Challenge: Copy out the data below verbatim.

Structured figure records:
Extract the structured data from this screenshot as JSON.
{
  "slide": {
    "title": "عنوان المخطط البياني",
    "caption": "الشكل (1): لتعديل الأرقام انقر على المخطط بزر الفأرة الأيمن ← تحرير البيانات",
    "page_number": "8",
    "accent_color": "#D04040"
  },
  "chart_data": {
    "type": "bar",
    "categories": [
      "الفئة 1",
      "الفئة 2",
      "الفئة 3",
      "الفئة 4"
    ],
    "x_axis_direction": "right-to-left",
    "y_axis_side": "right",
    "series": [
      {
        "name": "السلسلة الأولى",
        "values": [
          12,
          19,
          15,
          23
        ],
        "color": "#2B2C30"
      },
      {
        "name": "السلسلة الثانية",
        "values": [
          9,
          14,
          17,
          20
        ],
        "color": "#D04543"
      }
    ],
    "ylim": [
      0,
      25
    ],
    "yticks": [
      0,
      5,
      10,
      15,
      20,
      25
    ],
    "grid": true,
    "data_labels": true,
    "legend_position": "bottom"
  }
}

Result:
Extract the structured data from this screenshot as JSON.
{
  "slide": {
    "title": "عنوان المخطط البياني",
    "caption": "الشكل (1): لتعديل الأرقام انقر على المخطط بزر الفأرة الأيمن ← تحرير البيانات",
    "page_number": "8",
    "accent_color": "#D04040"
  },
  "chart_data": {
    "type": "bar",
    "categories": [
      "الفئة 1",
      "الفئة 2",
      "الفئة 3",
      "الفئة 4"
    ],
    "x_axis_direction": "right-to-left",
    "y_axis_side": "right",
    "series": [
      {
        "name": "السلسلة الأولى",
        "values": [
          12,
          19,
          15,
          23
        ],
        "color": "#2B2C30"
      },
      {
        "name": "السلسلة الثانية",
        "values": [
          9,
          14,
          17,
          20
        ],
        "color": "#D04543"
      }
    ],
    "ylim": [
      0,
      25
    ],
    "yticks": [
      0,
      5,
      10,
      15,
      20,
      25
    ],
    "grid": true,
    "data_labels": true,
    "legend_position": "bottom"
  }
}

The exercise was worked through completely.